## Request
Copy nothing but the text: reproduce each line of the listing exactly and leave the pictures out.

## Dataset extract
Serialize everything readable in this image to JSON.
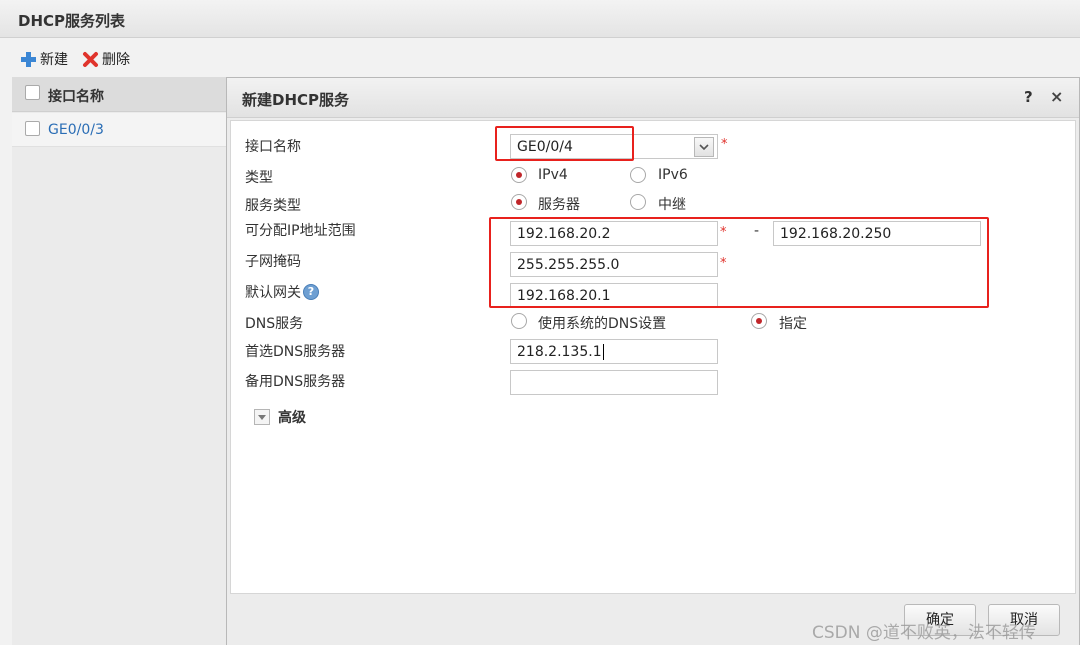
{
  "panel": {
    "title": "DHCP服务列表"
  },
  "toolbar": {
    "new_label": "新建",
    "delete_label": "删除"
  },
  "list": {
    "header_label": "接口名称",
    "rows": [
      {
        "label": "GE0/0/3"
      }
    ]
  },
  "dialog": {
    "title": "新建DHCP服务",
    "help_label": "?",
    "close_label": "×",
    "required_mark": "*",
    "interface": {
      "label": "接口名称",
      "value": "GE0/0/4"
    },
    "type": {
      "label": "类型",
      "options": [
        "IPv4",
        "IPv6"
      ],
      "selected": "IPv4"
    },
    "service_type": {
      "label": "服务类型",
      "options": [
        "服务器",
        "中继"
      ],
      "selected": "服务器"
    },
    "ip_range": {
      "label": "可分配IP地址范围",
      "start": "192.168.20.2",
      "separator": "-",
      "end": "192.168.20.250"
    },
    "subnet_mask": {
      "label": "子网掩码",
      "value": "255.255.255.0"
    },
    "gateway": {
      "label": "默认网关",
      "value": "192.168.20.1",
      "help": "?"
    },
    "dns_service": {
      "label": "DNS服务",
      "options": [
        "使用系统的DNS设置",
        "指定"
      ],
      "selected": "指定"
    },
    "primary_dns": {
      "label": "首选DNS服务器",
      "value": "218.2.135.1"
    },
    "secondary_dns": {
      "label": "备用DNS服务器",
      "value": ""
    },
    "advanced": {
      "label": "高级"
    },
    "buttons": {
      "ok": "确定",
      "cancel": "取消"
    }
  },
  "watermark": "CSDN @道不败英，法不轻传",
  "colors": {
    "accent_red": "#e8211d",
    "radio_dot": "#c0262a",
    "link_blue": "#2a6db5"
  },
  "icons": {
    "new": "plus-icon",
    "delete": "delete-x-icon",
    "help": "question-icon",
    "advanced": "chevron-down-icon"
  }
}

## Written response
Serialize everything readable in this image to JSON.
{
  "panel": {
    "title": "DHCP服务列表"
  },
  "toolbar": {
    "new_label": "新建",
    "delete_label": "删除"
  },
  "list": {
    "header_label": "接口名称",
    "rows": [
      {
        "label": "GE0/0/3"
      }
    ]
  },
  "dialog": {
    "title": "新建DHCP服务",
    "help_label": "?",
    "close_label": "×",
    "required_mark": "*",
    "interface": {
      "label": "接口名称",
      "value": "GE0/0/4"
    },
    "type": {
      "label": "类型",
      "options": [
        "IPv4",
        "IPv6"
      ],
      "selected": "IPv4"
    },
    "service_type": {
      "label": "服务类型",
      "options": [
        "服务器",
        "中继"
      ],
      "selected": "服务器"
    },
    "ip_range": {
      "label": "可分配IP地址范围",
      "start": "192.168.20.2",
      "separator": "-",
      "end": "192.168.20.250"
    },
    "subnet_mask": {
      "label": "子网掩码",
      "value": "255.255.255.0"
    },
    "gateway": {
      "label": "默认网关",
      "value": "192.168.20.1",
      "help": "?"
    },
    "dns_service": {
      "label": "DNS服务",
      "options": [
        "使用系统的DNS设置",
        "指定"
      ],
      "selected": "指定"
    },
    "primary_dns": {
      "label": "首选DNS服务器",
      "value": "218.2.135.1"
    },
    "secondary_dns": {
      "label": "备用DNS服务器",
      "value": ""
    },
    "advanced": {
      "label": "高级"
    },
    "buttons": {
      "ok": "确定",
      "cancel": "取消"
    }
  },
  "watermark": "CSDN @道不败英，法不轻传",
  "colors": {
    "accent_red": "#e8211d",
    "radio_dot": "#c0262a",
    "link_blue": "#2a6db5"
  },
  "icons": {
    "new": "plus-icon",
    "delete": "delete-x-icon",
    "help": "question-icon",
    "advanced": "chevron-down-icon"
  }
}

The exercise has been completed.